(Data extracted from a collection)
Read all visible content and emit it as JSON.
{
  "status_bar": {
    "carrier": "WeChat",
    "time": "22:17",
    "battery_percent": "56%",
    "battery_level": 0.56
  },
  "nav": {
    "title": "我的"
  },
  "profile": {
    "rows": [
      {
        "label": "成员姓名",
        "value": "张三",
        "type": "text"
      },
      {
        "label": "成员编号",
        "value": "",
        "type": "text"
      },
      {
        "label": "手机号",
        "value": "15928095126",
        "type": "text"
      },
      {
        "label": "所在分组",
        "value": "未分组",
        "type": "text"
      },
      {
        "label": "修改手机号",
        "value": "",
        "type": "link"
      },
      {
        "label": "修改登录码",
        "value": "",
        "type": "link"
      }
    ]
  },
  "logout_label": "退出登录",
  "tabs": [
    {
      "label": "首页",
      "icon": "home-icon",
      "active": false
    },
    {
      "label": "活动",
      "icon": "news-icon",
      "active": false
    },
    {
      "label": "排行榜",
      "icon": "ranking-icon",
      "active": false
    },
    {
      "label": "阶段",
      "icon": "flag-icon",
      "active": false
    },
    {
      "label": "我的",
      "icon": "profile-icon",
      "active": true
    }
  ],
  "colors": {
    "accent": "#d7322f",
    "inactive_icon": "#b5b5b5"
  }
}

- Given task
Output the full listing without altering anything.

- Reply
Read all visible content and emit it as JSON.
{
  "status_bar": {
    "carrier": "WeChat",
    "time": "22:17",
    "battery_percent": "56%",
    "battery_level": 0.56
  },
  "nav": {
    "title": "我的"
  },
  "profile": {
    "rows": [
      {
        "label": "成员姓名",
        "value": "张三",
        "type": "text"
      },
      {
        "label": "成员编号",
        "value": "",
        "type": "text"
      },
      {
        "label": "手机号",
        "value": "15928095126",
        "type": "text"
      },
      {
        "label": "所在分组",
        "value": "未分组",
        "type": "text"
      },
      {
        "label": "修改手机号",
        "value": "",
        "type": "link"
      },
      {
        "label": "修改登录码",
        "value": "",
        "type": "link"
      }
    ]
  },
  "logout_label": "退出登录",
  "tabs": [
    {
      "label": "首页",
      "icon": "home-icon",
      "active": false
    },
    {
      "label": "活动",
      "icon": "news-icon",
      "active": false
    },
    {
      "label": "排行榜",
      "icon": "ranking-icon",
      "active": false
    },
    {
      "label": "阶段",
      "icon": "flag-icon",
      "active": false
    },
    {
      "label": "我的",
      "icon": "profile-icon",
      "active": true
    }
  ],
  "colors": {
    "accent": "#d7322f",
    "inactive_icon": "#b5b5b5"
  }
}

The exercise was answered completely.